Exercise
Will you transcribe the entries that follow, exactly and in full?

• • • • •

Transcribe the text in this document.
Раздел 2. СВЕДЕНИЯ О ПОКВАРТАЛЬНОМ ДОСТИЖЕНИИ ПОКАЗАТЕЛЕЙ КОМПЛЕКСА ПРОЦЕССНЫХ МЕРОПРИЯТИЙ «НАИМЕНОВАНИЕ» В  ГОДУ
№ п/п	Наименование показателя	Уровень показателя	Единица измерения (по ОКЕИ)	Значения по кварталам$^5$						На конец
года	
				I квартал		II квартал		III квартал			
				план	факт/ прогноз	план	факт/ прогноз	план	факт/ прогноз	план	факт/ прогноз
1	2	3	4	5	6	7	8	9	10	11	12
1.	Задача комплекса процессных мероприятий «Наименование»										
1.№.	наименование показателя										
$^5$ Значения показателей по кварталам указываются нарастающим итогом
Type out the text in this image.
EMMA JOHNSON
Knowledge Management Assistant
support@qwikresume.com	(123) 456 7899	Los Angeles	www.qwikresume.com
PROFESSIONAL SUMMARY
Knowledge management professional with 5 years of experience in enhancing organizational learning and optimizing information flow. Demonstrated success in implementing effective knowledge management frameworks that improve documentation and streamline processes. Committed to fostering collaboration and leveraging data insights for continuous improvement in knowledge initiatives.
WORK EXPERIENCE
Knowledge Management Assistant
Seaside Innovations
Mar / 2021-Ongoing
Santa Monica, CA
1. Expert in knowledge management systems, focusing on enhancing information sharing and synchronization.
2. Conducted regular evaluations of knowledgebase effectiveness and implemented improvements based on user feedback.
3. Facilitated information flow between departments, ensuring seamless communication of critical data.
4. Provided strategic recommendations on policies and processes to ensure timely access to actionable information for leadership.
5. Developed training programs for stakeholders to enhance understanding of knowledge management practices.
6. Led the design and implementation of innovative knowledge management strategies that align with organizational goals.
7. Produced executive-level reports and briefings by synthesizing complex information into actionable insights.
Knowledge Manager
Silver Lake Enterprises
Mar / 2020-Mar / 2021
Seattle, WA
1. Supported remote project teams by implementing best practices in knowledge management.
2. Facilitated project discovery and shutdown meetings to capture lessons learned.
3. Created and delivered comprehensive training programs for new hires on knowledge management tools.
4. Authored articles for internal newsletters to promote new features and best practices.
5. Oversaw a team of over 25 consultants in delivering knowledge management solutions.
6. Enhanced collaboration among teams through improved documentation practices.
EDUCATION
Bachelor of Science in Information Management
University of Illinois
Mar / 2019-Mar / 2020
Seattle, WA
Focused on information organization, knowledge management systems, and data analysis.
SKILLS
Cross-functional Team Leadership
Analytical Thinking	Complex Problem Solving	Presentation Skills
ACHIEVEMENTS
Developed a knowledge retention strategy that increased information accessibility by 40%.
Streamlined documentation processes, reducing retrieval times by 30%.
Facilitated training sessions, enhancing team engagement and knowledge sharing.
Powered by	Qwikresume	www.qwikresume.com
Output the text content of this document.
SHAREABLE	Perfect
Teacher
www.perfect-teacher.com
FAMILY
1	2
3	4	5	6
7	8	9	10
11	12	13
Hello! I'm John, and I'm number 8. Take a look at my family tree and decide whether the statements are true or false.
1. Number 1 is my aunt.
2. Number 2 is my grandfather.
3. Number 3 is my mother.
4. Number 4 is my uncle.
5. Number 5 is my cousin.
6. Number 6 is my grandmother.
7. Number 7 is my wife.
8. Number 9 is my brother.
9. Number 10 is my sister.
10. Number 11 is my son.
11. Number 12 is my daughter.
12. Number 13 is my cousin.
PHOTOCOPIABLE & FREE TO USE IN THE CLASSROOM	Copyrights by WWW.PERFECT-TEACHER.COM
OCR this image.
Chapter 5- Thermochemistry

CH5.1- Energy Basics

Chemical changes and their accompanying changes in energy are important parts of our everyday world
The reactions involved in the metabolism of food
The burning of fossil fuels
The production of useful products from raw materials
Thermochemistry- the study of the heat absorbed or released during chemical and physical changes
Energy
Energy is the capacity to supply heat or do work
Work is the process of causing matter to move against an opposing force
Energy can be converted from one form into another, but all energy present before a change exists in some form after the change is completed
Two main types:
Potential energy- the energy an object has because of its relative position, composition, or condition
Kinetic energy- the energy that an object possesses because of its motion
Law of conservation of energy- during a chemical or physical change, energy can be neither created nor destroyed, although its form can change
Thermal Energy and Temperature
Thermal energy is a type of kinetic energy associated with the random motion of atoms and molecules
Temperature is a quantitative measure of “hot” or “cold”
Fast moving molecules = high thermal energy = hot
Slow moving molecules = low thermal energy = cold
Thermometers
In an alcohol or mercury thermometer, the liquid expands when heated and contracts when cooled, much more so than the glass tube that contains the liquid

• • • • •

Expected answer
Transcribe the text in this document.
Раздел 2. СВЕДЕНИЯ О ПОКВАРТАЛЬНОМ ДОСТИЖЕНИИ ПОКАЗАТЕЛЕЙ КОМПЛЕКСА ПРОЦЕССНЫХ МЕРОПРИЯТИЙ «НАИМЕНОВАНИЕ» В  ГОДУ
№ п/п	Наименование показателя	Уровень показателя	Единица измерения (по ОКЕИ)	Значения по кварталам$^5$						На конец
года	
				I квартал		II квартал		III квартал			
				план	факт/ прогноз	план	факт/ прогноз	план	факт/ прогноз	план	факт/ прогноз
1	2	3	4	5	6	7	8	9	10	11	12
1.	Задача комплекса процессных мероприятий «Наименование»										
1.№.	наименование показателя										
$^5$ Значения показателей по кварталам указываются нарастающим итогом
Type out the text in this image.
EMMA JOHNSON
Knowledge Management Assistant
support@qwikresume.com	(123) 456 7899	Los Angeles	www.qwikresume.com
PROFESSIONAL SUMMARY
Knowledge management professional with 5 years of experience in enhancing organizational learning and optimizing information flow. Demonstrated success in implementing effective knowledge management frameworks that improve documentation and streamline processes. Committed to fostering collaboration and leveraging data insights for continuous improvement in knowledge initiatives.
WORK EXPERIENCE
Knowledge Management Assistant
Seaside Innovations
Mar / 2021-Ongoing
Santa Monica, CA
1. Expert in knowledge management systems, focusing on enhancing information sharing and synchronization.
2. Conducted regular evaluations of knowledgebase effectiveness and implemented improvements based on user feedback.
3. Facilitated information flow between departments, ensuring seamless communication of critical data.
4. Provided strategic recommendations on policies and processes to ensure timely access to actionable information for leadership.
5. Developed training programs for stakeholders to enhance understanding of knowledge management practices.
6. Led the design and implementation of innovative knowledge management strategies that align with organizational goals.
7. Produced executive-level reports and briefings by synthesizing complex information into actionable insights.
Knowledge Manager
Silver Lake Enterprises
Mar / 2020-Mar / 2021
Seattle, WA
1. Supported remote project teams by implementing best practices in knowledge management.
2. Facilitated project discovery and shutdown meetings to capture lessons learned.
3. Created and delivered comprehensive training programs for new hires on knowledge management tools.
4. Authored articles for internal newsletters to promote new features and best practices.
5. Oversaw a team of over 25 consultants in delivering knowledge management solutions.
6. Enhanced collaboration among teams through improved documentation practices.
EDUCATION
Bachelor of Science in Information Management
University of Illinois
Mar / 2019-Mar / 2020
Seattle, WA
Focused on information organization, knowledge management systems, and data analysis.
SKILLS
Cross-functional Team Leadership
Analytical Thinking	Complex Problem Solving	Presentation Skills
ACHIEVEMENTS
Developed a knowledge retention strategy that increased information accessibility by 40%.
Streamlined documentation processes, reducing retrieval times by 30%.
Facilitated training sessions, enhancing team engagement and knowledge sharing.
Powered by	Qwikresume	www.qwikresume.com
Output the text content of this document.
SHAREABLE	Perfect
Teacher
www.perfect-teacher.com
FAMILY
1	2
3	4	5	6
7	8	9	10
11	12	13
Hello! I'm John, and I'm number 8. Take a look at my family tree and decide whether the statements are true or false.
1. Number 1 is my aunt.
2. Number 2 is my grandfather.
3. Number 3 is my mother.
4. Number 4 is my uncle.
5. Number 5 is my cousin.
6. Number 6 is my grandmother.
7. Number 7 is my wife.
8. Number 9 is my brother.
9. Number 10 is my sister.
10. Number 11 is my son.
11. Number 12 is my daughter.
12. Number 13 is my cousin.
PHOTOCOPIABLE & FREE TO USE IN THE CLASSROOM	Copyrights by WWW.PERFECT-TEACHER.COM
OCR this image.
Chapter 5- Thermochemistry

CH5.1- Energy Basics

Chemical changes and their accompanying changes in energy are important parts of our everyday world
The reactions involved in the metabolism of food
The burning of fossil fuels
The production of useful products from raw materials
Thermochemistry- the study of the heat absorbed or released during chemical and physical changes
Energy
Energy is the capacity to supply heat or do work
Work is the process of causing matter to move against an opposing force
Energy can be converted from one form into another, but all energy present before a change exists in some form after the change is completed
Two main types:
Potential energy- the energy an object has because of its relative position, composition, or condition
Kinetic energy- the energy that an object possesses because of its motion
Law of conservation of energy- during a chemical or physical change, energy can be neither created nor destroyed, although its form can change
Thermal Energy and Temperature
Thermal energy is a type of kinetic energy associated with the random motion of atoms and molecules
Temperature is a quantitative measure of “hot” or “cold”
Fast moving molecules = high thermal energy = hot
Slow moving molecules = low thermal energy = cold
Thermometers
In an alcohol or mercury thermometer, the liquid expands when heated and contracts when cooled, much more so than the glass tube that contains the liquid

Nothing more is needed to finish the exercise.